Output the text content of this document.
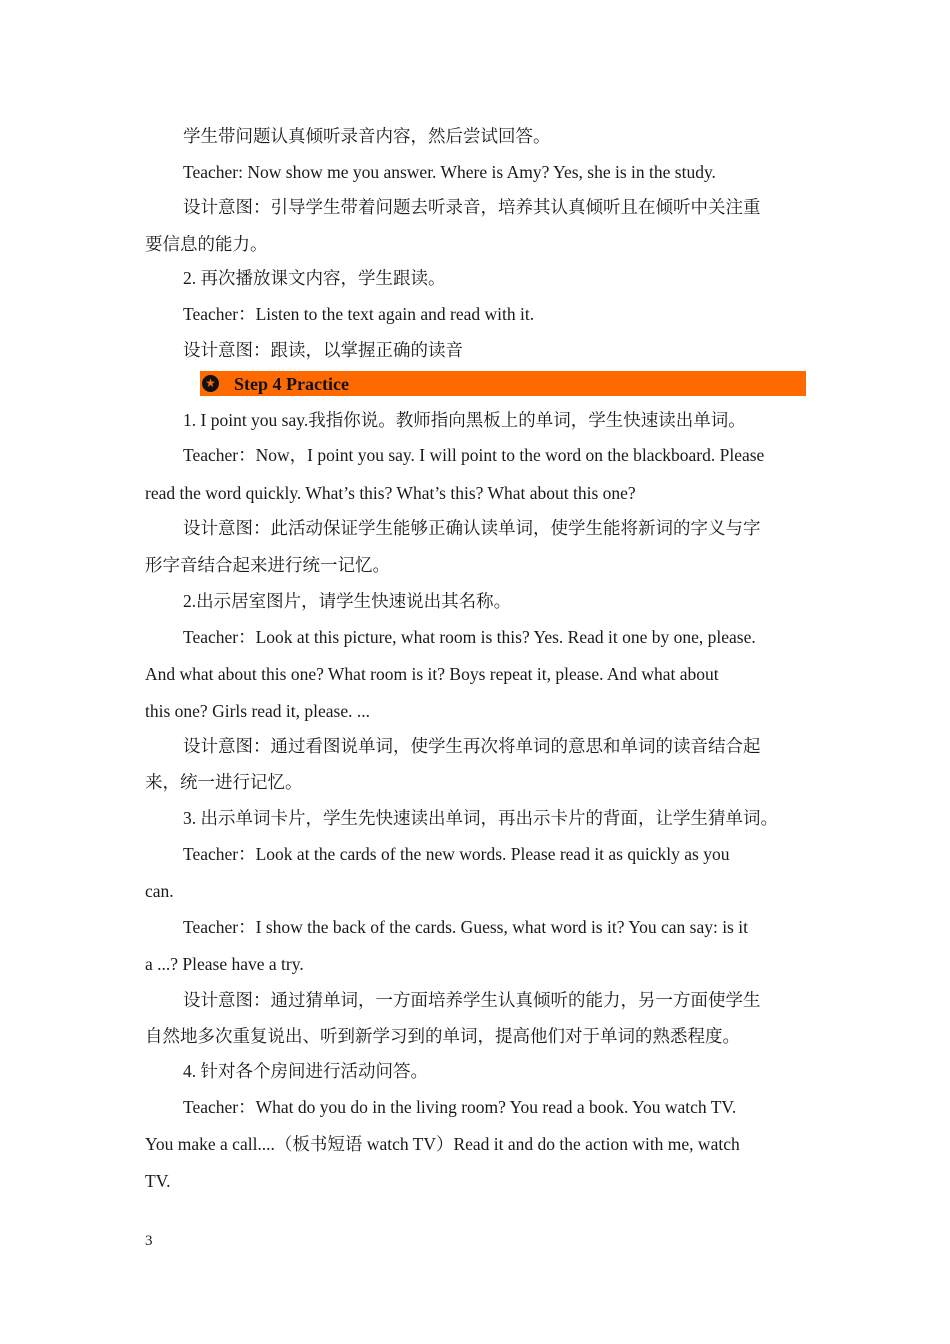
学生带问题认真倾听录音内容，然后尝试回答。
Teacher: Now show me you answer. Where is Amy? Yes, she is in the study.
设计意图：引导学生带着问题去听录音，培养其认真倾听且在倾听中关注重
要信息的能力。
2. 再次播放课文内容，学生跟读。
Teacher：Listen to the text again and read with it.
设计意图：跟读，以掌握正确的读音
★ Step 4 Practice
1. I point you say.我指你说。教师指向黑板上的单词，学生快速读出单词。
Teacher：Now，I point you say. I will point to the word on the blackboard. Please
read the word quickly. What’s this? What’s this? What about this one?
设计意图：此活动保证学生能够正确认读单词，使学生能将新词的字义与字
形字音结合起来进行统一记忆。
2.出示居室图片，请学生快速说出其名称。
Teacher：Look at this picture, what room is this? Yes. Read it one by one, please.
And what about this one? What room is it? Boys repeat it, please. And what about
this one? Girls read it, please. ...
设计意图：通过看图说单词，使学生再次将单词的意思和单词的读音结合起
来，统一进行记忆。
3. 出示单词卡片，学生先快速读出单词，再出示卡片的背面，让学生猜单词。
Teacher：Look at the cards of the new words. Please read it as quickly as you
can.
Teacher：I show the back of the cards. Guess, what word is it? You can say: is it
a ...? Please have a try.
设计意图：通过猜单词，一方面培养学生认真倾听的能力，另一方面使学生
自然地多次重复说出、听到新学习到的单词，提高他们对于单词的熟悉程度。
4. 针对各个房间进行活动问答。
Teacher：What do you do in the living room? You read a book. You watch TV.
You make a call....（板书短语 watch TV）Read it and do the action with me, watch
TV.
3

────────────────────

> **PROBLEM REQUIREMENTS**:
Quote every record above exactly, omitting any pictures they contain.

> **TASK SOLUTION**:
Output the text content of this document.
学生带问题认真倾听录音内容，然后尝试回答。
Teacher: Now show me you answer. Where is Amy? Yes, she is in the study.
设计意图：引导学生带着问题去听录音，培养其认真倾听且在倾听中关注重
要信息的能力。
2. 再次播放课文内容，学生跟读。
Teacher：Listen to the text again and read with it.
设计意图：跟读，以掌握正确的读音
★ Step 4 Practice
1. I point you say.我指你说。教师指向黑板上的单词，学生快速读出单词。
Teacher：Now，I point you say. I will point to the word on the blackboard. Please
read the word quickly. What’s this? What’s this? What about this one?
设计意图：此活动保证学生能够正确认读单词，使学生能将新词的字义与字
形字音结合起来进行统一记忆。
2.出示居室图片，请学生快速说出其名称。
Teacher：Look at this picture, what room is this? Yes. Read it one by one, please.
And what about this one? What room is it? Boys repeat it, please. And what about
this one? Girls read it, please. ...
设计意图：通过看图说单词，使学生再次将单词的意思和单词的读音结合起
来，统一进行记忆。
3. 出示单词卡片，学生先快速读出单词，再出示卡片的背面，让学生猜单词。
Teacher：Look at the cards of the new words. Please read it as quickly as you
can.
Teacher：I show the back of the cards. Guess, what word is it? You can say: is it
a ...? Please have a try.
设计意图：通过猜单词，一方面培养学生认真倾听的能力，另一方面使学生
自然地多次重复说出、听到新学习到的单词，提高他们对于单词的熟悉程度。
4. 针对各个房间进行活动问答。
Teacher：What do you do in the living room? You read a book. You watch TV.
You make a call....（板书短语 watch TV）Read it and do the action with me, watch
TV.
3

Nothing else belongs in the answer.